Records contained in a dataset
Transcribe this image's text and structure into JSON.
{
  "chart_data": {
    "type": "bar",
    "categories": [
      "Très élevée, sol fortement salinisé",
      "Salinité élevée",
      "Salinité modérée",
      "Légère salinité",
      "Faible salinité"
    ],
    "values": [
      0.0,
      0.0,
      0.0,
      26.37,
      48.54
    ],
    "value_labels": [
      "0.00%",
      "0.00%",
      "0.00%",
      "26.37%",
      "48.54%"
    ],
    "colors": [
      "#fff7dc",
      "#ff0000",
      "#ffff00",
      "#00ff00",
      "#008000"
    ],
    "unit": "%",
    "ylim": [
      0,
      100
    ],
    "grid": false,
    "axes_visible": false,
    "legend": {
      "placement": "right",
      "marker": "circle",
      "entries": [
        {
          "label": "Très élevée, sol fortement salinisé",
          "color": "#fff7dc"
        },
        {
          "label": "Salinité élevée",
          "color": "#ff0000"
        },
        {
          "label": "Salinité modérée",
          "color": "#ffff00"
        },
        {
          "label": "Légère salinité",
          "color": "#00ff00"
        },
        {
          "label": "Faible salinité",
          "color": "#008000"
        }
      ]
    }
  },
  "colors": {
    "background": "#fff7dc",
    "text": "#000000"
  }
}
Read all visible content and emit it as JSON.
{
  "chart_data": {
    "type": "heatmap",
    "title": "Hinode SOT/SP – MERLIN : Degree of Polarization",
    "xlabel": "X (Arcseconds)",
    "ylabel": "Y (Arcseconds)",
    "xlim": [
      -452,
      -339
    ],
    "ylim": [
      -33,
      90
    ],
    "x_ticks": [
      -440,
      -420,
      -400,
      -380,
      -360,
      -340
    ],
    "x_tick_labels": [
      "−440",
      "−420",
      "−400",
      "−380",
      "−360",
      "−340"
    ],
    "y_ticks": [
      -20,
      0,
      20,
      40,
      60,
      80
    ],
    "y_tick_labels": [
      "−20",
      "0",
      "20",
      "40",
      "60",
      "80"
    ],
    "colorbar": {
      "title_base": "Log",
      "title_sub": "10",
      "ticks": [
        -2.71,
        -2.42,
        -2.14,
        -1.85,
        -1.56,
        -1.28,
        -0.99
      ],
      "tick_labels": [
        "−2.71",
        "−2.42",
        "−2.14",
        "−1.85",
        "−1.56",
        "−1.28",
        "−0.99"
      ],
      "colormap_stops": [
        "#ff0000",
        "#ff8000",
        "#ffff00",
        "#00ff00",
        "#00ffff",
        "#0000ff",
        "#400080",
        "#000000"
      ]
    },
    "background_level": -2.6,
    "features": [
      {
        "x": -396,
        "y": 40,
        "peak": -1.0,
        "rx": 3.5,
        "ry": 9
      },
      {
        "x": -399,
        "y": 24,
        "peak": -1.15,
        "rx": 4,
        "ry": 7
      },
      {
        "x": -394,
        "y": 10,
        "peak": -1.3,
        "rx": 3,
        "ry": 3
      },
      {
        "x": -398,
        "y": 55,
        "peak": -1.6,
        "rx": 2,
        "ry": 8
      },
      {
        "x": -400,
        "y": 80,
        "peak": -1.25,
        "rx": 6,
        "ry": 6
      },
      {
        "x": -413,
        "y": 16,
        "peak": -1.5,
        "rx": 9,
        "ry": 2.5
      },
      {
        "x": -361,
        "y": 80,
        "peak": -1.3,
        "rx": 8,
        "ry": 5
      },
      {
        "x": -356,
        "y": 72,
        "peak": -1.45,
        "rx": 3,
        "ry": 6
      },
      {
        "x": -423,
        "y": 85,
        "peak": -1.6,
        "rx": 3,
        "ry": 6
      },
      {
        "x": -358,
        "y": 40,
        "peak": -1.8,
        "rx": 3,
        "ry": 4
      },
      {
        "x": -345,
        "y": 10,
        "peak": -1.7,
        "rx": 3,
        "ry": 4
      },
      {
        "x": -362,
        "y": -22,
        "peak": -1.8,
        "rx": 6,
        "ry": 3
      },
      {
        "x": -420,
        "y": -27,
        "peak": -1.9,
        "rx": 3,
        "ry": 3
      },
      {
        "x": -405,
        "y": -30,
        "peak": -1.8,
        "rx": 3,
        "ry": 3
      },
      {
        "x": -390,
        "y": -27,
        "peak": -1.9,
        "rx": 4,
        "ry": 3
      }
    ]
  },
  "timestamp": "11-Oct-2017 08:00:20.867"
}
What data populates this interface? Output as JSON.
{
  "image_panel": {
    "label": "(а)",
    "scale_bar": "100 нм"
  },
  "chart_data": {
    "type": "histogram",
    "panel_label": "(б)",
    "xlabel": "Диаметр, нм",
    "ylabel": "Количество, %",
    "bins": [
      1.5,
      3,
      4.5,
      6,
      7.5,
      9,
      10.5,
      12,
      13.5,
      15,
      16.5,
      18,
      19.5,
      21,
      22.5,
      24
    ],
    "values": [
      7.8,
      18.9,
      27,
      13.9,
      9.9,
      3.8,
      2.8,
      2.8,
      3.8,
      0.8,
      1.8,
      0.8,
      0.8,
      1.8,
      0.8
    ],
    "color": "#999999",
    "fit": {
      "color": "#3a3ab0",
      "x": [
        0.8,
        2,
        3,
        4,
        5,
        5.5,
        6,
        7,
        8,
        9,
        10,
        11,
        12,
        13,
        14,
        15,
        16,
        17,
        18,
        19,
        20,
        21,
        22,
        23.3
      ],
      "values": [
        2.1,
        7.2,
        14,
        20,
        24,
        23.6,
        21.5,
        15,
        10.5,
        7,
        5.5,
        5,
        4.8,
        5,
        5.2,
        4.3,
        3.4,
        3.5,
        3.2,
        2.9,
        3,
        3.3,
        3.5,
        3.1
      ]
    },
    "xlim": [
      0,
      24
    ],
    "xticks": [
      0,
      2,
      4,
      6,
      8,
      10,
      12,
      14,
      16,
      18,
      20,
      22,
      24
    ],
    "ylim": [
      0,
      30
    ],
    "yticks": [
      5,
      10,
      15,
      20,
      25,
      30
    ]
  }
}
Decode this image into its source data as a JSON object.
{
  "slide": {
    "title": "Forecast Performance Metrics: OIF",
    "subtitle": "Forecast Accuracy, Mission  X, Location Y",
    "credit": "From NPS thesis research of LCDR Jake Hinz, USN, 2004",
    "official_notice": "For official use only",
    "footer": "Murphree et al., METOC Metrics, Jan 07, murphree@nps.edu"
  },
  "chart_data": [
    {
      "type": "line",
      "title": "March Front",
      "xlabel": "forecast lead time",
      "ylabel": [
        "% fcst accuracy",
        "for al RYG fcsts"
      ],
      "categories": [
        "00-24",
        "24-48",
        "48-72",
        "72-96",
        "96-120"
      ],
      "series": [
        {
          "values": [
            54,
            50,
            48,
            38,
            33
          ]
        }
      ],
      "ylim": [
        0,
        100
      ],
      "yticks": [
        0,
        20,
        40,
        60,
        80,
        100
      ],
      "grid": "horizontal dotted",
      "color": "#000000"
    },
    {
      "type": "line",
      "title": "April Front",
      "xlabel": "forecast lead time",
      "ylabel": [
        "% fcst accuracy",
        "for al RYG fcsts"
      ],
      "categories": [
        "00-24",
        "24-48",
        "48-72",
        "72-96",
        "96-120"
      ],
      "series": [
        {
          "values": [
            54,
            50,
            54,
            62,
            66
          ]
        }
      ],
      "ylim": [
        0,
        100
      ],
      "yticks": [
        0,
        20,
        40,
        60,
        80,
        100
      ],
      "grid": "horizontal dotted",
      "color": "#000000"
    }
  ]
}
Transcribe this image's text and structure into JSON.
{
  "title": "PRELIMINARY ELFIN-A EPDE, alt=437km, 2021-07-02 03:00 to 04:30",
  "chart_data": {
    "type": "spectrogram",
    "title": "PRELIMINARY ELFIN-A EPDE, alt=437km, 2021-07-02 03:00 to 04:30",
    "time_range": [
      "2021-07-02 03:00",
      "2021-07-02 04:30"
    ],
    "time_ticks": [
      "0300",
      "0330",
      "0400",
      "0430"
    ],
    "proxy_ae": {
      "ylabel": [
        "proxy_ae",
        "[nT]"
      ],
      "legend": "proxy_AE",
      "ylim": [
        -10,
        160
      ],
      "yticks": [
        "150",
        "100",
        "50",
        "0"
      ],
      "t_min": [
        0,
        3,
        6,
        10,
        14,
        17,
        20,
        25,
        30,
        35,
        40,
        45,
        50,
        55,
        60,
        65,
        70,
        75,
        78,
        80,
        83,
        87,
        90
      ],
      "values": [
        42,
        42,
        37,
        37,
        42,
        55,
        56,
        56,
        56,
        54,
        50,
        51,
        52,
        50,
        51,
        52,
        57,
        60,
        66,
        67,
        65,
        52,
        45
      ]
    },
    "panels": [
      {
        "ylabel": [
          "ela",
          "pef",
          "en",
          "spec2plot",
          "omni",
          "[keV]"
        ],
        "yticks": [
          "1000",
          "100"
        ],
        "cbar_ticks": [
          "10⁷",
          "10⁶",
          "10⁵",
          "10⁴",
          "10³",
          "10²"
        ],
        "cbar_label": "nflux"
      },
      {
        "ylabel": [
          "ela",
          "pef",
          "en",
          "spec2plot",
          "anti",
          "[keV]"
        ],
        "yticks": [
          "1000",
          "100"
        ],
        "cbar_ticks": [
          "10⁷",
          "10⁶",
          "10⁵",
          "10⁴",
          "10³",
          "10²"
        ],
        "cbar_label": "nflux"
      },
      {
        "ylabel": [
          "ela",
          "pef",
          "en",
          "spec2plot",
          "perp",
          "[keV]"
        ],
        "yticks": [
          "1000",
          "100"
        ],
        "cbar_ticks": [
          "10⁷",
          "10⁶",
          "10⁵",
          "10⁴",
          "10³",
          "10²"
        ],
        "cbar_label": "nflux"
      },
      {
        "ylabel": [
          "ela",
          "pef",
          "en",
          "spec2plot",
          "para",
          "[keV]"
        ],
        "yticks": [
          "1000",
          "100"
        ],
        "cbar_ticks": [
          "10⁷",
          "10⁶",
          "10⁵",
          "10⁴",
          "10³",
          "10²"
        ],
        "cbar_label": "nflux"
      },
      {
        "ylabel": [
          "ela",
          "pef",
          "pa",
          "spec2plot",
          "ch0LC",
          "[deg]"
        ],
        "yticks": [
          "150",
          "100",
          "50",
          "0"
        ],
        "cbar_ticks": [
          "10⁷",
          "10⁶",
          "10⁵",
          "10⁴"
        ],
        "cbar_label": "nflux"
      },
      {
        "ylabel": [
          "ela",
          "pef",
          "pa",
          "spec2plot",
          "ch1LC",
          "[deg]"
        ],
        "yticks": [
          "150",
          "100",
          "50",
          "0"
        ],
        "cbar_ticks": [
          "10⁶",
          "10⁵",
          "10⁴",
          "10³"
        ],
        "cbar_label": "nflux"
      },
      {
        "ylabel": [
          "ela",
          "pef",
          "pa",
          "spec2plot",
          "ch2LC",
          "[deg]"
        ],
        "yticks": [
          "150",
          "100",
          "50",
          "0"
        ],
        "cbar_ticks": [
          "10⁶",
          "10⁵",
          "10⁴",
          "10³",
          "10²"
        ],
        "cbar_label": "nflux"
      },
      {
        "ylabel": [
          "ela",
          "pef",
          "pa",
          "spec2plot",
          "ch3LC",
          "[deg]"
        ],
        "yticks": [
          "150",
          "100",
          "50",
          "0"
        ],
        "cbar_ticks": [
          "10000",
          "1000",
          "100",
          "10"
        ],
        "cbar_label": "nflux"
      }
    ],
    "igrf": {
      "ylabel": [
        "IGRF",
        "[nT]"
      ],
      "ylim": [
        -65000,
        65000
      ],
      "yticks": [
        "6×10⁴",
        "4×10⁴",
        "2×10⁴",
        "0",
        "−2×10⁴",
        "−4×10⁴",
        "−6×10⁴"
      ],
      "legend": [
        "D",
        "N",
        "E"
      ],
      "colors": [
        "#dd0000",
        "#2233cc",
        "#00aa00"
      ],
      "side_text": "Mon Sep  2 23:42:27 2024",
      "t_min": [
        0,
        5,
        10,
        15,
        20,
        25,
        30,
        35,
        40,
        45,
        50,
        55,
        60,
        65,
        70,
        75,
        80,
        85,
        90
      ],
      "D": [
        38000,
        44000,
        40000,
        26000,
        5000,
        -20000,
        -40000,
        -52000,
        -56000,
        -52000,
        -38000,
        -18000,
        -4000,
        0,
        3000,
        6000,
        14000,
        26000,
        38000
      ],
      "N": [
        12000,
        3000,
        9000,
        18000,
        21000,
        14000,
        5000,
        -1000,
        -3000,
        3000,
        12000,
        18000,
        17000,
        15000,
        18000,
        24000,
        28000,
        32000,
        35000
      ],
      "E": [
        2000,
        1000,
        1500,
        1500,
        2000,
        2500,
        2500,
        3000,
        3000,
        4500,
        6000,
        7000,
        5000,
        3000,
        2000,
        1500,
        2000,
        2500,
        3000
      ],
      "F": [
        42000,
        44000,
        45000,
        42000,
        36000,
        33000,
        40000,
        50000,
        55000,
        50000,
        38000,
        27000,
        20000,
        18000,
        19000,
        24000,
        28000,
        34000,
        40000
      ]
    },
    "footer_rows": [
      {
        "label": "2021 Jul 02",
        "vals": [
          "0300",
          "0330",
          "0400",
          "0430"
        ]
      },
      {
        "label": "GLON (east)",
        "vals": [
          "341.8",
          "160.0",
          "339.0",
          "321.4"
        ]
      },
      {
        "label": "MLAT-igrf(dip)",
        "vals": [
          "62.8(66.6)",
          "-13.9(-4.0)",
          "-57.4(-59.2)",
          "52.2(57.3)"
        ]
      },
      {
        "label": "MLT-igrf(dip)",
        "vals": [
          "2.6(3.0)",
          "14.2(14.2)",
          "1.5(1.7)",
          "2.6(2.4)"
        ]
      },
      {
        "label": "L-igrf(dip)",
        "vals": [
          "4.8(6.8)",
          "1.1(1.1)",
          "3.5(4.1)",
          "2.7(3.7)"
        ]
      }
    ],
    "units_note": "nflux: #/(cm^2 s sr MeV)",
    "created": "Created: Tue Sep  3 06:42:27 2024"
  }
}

The exercise -
Where a line of the entries contains the word "Légère", copy that line.

Complete response -
      "Légère salinité",
          "label": "Légère salinité",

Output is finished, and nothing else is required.